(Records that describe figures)
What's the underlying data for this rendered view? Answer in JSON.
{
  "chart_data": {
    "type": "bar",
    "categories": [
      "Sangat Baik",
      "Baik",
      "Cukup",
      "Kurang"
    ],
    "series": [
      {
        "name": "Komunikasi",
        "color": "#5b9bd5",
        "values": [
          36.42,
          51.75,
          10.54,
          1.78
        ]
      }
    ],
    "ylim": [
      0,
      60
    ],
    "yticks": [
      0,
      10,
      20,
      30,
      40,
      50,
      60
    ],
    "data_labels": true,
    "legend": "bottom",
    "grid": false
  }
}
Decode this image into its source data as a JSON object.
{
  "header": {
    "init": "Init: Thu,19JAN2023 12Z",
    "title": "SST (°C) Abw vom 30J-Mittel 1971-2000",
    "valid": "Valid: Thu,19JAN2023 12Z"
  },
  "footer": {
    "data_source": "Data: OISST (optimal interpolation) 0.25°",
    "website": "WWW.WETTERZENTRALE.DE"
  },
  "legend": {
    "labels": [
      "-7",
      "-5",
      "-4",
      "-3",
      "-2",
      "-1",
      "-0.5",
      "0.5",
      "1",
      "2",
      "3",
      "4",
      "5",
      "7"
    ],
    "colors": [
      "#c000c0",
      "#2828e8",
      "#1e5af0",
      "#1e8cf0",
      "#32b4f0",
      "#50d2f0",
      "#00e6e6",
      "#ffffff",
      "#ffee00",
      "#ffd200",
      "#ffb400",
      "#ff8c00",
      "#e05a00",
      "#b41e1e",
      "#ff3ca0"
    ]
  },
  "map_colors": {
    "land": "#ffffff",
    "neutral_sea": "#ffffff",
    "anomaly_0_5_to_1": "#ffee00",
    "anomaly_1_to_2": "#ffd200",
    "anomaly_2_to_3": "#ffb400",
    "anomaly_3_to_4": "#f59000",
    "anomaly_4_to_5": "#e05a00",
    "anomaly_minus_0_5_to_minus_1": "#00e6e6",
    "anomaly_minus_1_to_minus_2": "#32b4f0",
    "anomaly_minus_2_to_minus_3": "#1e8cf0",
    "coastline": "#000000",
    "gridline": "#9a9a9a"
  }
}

▶ [TO DO] Write out every entry verbatim.

▶ [SOLUTION TO THE EXERCISE]
What's the underlying data for this rendered view? Answer in JSON.
{
  "chart_data": {
    "type": "bar",
    "categories": [
      "Sangat Baik",
      "Baik",
      "Cukup",
      "Kurang"
    ],
    "series": [
      {
        "name": "Komunikasi",
        "color": "#5b9bd5",
        "values": [
          36.42,
          51.75,
          10.54,
          1.78
        ]
      }
    ],
    "ylim": [
      0,
      60
    ],
    "yticks": [
      0,
      10,
      20,
      30,
      40,
      50,
      60
    ],
    "data_labels": true,
    "legend": "bottom",
    "grid": false
  }
}
Decode this image into its source data as a JSON object.
{
  "header": {
    "init": "Init: Thu,19JAN2023 12Z",
    "title": "SST (°C) Abw vom 30J-Mittel 1971-2000",
    "valid": "Valid: Thu,19JAN2023 12Z"
  },
  "footer": {
    "data_source": "Data: OISST (optimal interpolation) 0.25°",
    "website": "WWW.WETTERZENTRALE.DE"
  },
  "legend": {
    "labels": [
      "-7",
      "-5",
      "-4",
      "-3",
      "-2",
      "-1",
      "-0.5",
      "0.5",
      "1",
      "2",
      "3",
      "4",
      "5",
      "7"
    ],
    "colors": [
      "#c000c0",
      "#2828e8",
      "#1e5af0",
      "#1e8cf0",
      "#32b4f0",
      "#50d2f0",
      "#00e6e6",
      "#ffffff",
      "#ffee00",
      "#ffd200",
      "#ffb400",
      "#ff8c00",
      "#e05a00",
      "#b41e1e",
      "#ff3ca0"
    ]
  },
  "map_colors": {
    "land": "#ffffff",
    "neutral_sea": "#ffffff",
    "anomaly_0_5_to_1": "#ffee00",
    "anomaly_1_to_2": "#ffd200",
    "anomaly_2_to_3": "#ffb400",
    "anomaly_3_to_4": "#f59000",
    "anomaly_4_to_5": "#e05a00",
    "anomaly_minus_0_5_to_minus_1": "#00e6e6",
    "anomaly_minus_1_to_minus_2": "#32b4f0",
    "anomaly_minus_2_to_minus_3": "#1e8cf0",
    "coastline": "#000000",
    "gridline": "#9a9a9a"
  }
}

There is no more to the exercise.